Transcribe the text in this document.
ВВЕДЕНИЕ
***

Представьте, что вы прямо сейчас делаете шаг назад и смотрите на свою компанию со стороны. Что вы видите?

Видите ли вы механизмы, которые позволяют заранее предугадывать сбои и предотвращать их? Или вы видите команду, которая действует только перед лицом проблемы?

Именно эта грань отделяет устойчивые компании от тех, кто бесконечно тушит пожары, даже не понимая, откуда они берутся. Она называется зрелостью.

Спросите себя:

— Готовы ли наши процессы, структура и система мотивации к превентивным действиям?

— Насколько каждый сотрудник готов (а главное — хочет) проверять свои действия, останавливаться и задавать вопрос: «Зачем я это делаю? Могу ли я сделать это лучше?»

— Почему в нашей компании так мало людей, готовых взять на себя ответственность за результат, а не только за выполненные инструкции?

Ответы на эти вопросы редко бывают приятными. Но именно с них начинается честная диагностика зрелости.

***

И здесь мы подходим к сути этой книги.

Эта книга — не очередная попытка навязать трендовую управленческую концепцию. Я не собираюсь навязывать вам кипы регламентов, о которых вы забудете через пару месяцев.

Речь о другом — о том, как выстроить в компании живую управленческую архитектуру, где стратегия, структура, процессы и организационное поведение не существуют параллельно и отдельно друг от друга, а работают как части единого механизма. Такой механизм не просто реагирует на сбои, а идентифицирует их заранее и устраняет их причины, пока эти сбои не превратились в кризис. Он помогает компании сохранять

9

___

**Set problem**
Extract every record and return it verbatim.

**Response to this exercise**
Transcribe the text in this document.
ВВЕДЕНИЕ
***

Представьте, что вы прямо сейчас делаете шаг назад и смотрите на свою компанию со стороны. Что вы видите?

Видите ли вы механизмы, которые позволяют заранее предугадывать сбои и предотвращать их? Или вы видите команду, которая действует только перед лицом проблемы?

Именно эта грань отделяет устойчивые компании от тех, кто бесконечно тушит пожары, даже не понимая, откуда они берутся. Она называется зрелостью.

Спросите себя:

— Готовы ли наши процессы, структура и система мотивации к превентивным действиям?

— Насколько каждый сотрудник готов (а главное — хочет) проверять свои действия, останавливаться и задавать вопрос: «Зачем я это делаю? Могу ли я сделать это лучше?»

— Почему в нашей компании так мало людей, готовых взять на себя ответственность за результат, а не только за выполненные инструкции?

Ответы на эти вопросы редко бывают приятными. Но именно с них начинается честная диагностика зрелости.

***

И здесь мы подходим к сути этой книги.

Эта книга — не очередная попытка навязать трендовую управленческую концепцию. Я не собираюсь навязывать вам кипы регламентов, о которых вы забудете через пару месяцев.

Речь о другом — о том, как выстроить в компании живую управленческую архитектуру, где стратегия, структура, процессы и организационное поведение не существуют параллельно и отдельно друг от друга, а работают как части единого механизма. Такой механизм не просто реагирует на сбои, а идентифицирует их заранее и устраняет их причины, пока эти сбои не превратились в кризис. Он помогает компании сохранять

9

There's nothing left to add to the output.